JOB ::
Pick out each line containing the string "suit".

Recorded data ::

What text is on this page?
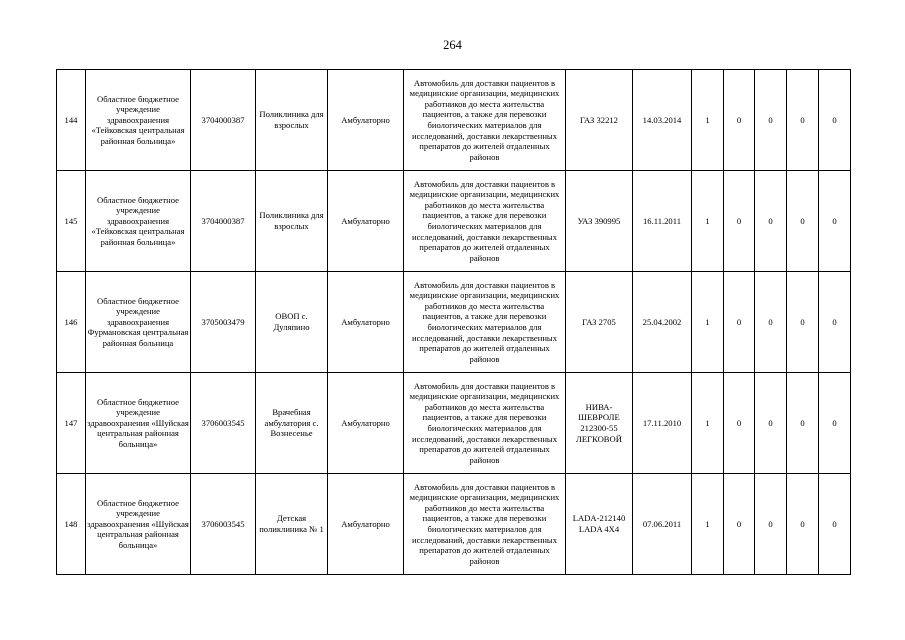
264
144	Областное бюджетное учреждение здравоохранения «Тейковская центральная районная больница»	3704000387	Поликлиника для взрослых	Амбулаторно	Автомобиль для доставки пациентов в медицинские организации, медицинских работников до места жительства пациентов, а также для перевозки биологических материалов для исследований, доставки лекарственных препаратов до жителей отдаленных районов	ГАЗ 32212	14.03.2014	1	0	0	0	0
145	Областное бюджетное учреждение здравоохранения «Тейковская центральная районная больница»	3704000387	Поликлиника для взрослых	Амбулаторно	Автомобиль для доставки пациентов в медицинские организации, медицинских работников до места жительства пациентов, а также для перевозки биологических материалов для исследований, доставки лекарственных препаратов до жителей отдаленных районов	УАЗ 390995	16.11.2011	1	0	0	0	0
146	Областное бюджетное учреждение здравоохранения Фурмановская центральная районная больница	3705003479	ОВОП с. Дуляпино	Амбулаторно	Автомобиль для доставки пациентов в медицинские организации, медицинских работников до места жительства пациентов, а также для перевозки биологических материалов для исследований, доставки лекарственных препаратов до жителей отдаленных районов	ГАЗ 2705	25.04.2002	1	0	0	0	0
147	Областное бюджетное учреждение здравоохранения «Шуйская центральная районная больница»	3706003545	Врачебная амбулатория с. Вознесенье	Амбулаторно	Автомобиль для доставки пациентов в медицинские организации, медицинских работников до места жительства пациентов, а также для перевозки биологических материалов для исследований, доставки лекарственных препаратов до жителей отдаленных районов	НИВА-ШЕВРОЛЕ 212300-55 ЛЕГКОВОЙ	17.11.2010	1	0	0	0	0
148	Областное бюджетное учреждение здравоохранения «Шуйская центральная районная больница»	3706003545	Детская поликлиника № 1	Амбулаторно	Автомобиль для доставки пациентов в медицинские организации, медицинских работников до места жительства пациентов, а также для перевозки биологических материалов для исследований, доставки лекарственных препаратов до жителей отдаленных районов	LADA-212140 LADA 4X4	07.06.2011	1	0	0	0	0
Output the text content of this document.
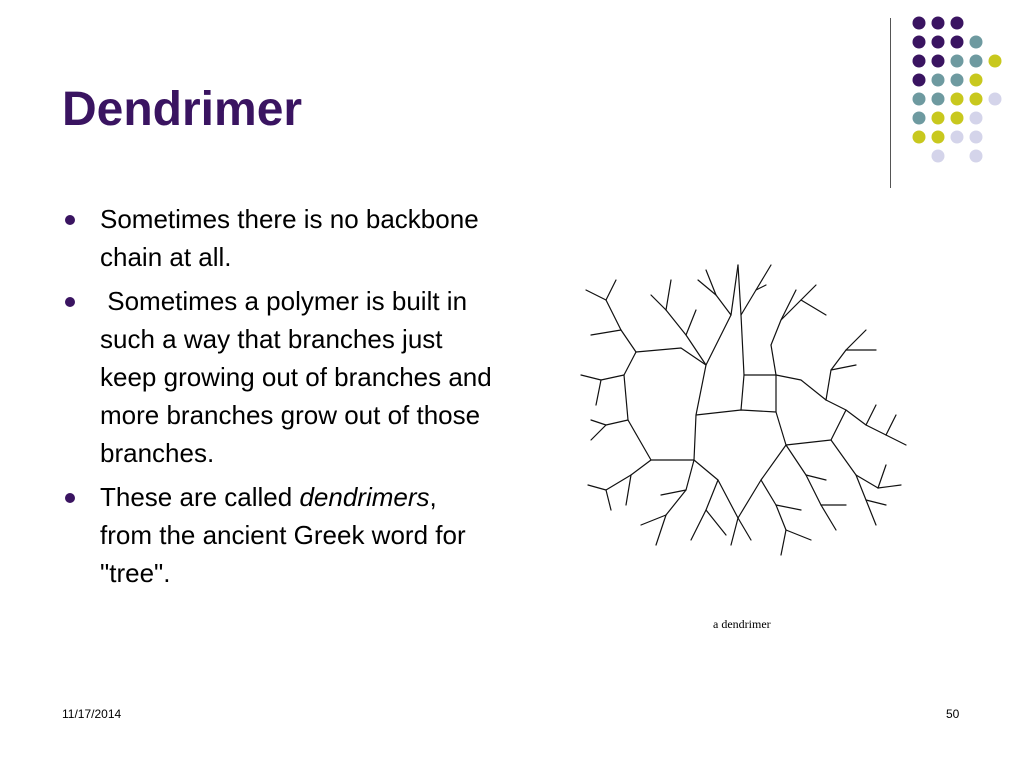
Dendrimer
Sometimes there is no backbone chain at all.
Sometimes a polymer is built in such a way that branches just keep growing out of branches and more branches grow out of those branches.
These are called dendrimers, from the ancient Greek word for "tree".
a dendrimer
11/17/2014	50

...

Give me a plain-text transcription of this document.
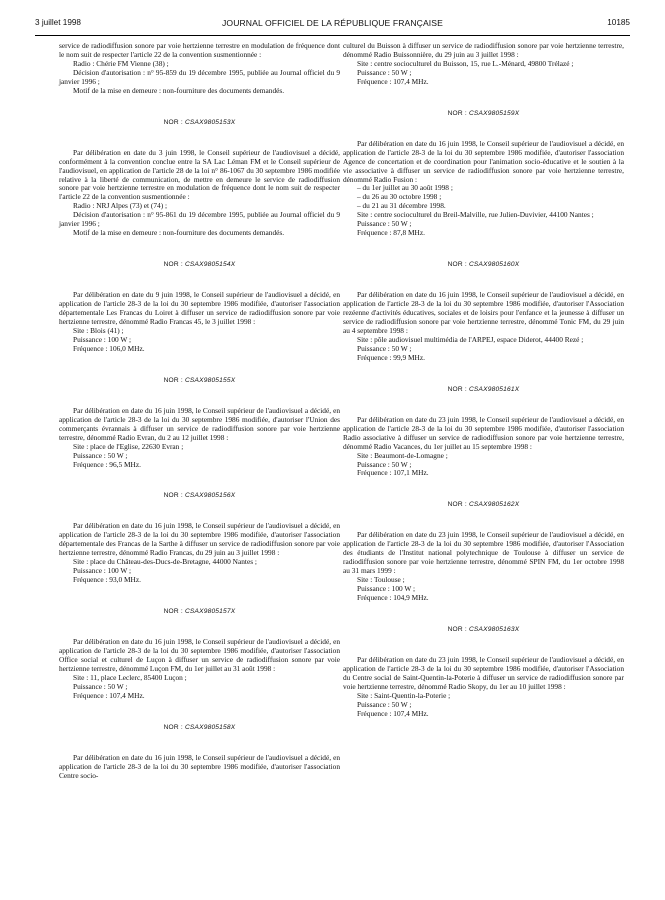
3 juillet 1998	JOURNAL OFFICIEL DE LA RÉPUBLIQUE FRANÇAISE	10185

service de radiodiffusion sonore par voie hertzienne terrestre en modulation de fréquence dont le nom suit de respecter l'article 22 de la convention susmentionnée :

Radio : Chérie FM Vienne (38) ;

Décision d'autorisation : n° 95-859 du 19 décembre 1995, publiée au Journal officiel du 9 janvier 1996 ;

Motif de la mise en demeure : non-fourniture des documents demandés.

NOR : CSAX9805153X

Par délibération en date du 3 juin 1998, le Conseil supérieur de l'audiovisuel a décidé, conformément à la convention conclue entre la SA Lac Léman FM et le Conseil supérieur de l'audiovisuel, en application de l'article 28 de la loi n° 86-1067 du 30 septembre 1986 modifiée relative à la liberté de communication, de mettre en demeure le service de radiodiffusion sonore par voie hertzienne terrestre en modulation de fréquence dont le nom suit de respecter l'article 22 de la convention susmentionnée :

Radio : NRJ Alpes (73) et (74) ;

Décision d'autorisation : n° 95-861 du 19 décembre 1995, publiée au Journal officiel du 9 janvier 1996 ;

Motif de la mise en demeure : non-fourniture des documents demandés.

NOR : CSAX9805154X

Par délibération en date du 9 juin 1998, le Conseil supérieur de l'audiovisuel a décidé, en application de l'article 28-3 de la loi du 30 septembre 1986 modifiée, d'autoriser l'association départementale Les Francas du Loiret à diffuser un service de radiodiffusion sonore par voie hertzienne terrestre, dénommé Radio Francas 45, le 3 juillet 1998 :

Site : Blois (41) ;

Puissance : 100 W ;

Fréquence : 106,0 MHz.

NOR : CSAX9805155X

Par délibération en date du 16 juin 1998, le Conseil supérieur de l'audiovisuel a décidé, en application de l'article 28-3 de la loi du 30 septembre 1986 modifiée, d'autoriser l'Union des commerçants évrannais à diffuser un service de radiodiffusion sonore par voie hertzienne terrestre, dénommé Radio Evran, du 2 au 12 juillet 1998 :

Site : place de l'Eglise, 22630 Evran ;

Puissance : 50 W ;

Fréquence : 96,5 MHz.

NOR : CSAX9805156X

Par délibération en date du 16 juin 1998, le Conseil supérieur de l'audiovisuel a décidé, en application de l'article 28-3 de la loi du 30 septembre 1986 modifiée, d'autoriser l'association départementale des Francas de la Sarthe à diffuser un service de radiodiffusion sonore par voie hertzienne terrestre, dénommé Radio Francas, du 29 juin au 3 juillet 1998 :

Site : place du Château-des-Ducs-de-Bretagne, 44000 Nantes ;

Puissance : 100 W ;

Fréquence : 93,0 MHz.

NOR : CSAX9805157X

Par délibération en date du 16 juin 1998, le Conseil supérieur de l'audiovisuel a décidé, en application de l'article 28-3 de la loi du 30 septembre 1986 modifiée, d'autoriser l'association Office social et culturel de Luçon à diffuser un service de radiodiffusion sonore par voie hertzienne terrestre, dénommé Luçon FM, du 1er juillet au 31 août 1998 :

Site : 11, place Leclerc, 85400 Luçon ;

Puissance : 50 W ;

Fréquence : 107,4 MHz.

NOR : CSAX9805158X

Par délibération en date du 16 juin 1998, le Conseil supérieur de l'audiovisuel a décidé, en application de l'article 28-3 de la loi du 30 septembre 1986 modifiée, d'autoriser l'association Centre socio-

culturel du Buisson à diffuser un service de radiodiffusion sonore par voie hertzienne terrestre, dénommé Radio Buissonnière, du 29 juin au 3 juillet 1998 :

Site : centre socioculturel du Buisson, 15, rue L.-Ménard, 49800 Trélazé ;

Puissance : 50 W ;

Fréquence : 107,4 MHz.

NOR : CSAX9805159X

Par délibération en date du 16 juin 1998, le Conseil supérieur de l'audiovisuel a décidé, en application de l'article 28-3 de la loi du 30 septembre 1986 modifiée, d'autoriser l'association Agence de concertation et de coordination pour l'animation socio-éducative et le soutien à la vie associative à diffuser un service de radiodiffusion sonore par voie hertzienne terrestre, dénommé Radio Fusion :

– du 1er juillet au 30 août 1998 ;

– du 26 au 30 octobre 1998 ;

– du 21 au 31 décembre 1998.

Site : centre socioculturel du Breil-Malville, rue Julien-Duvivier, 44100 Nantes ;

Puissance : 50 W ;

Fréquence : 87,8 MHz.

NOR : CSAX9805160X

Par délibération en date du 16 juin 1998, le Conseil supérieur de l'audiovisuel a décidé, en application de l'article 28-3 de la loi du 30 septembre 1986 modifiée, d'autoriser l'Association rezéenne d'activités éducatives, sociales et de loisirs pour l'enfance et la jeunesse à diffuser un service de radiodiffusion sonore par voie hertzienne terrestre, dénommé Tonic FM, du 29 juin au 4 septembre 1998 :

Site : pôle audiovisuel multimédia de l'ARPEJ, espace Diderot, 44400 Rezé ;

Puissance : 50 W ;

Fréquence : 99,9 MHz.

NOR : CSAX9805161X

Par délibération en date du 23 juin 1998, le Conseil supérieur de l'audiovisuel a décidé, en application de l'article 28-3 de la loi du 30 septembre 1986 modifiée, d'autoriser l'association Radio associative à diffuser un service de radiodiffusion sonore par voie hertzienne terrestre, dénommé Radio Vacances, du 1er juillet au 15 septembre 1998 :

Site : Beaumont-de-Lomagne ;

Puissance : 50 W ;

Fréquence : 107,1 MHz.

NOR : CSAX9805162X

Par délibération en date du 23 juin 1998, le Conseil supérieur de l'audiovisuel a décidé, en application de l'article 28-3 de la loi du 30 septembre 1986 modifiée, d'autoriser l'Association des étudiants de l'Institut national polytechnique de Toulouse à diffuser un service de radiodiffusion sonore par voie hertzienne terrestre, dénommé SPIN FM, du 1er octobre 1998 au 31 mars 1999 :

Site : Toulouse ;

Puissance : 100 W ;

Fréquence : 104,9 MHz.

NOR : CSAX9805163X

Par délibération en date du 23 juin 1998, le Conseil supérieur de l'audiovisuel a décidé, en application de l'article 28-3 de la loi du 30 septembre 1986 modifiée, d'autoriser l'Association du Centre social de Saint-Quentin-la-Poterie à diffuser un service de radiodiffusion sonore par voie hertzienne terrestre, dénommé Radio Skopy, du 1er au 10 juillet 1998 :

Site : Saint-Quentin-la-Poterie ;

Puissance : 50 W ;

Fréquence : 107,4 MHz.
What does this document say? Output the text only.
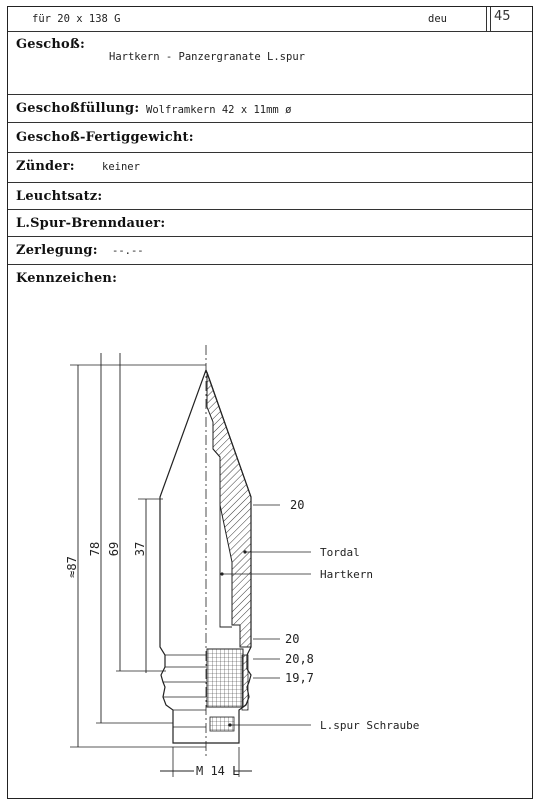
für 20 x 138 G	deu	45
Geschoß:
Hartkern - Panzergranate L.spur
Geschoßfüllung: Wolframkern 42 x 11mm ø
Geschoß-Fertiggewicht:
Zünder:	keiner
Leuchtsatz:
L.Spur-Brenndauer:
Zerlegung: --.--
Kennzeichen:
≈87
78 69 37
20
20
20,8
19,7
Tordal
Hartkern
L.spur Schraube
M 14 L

PROBLEM SOLUTION ::
service de radiodiffusion sonore par voie hertzienne terrestre en modulation de fréquence dont le nom suit de respecter l'article 22 de la convention susmentionnée :
Par délibération en date du 3 juin 1998, le Conseil supérieur de l'audiovisuel a décidé, conformément à la convention conclue entre la SA Lac Léman FM et le Conseil supérieur de l'audiovisuel, en application de l'article 28 de la loi n° 86-1067 du 30 septembre 1986 modifiée relative à la liberté de communication, de mettre en demeure le service de radiodiffusion sonore par voie hertzienne terrestre en modulation de fréquence dont le nom suit de respecter l'article 22 de la convention susmentionnée :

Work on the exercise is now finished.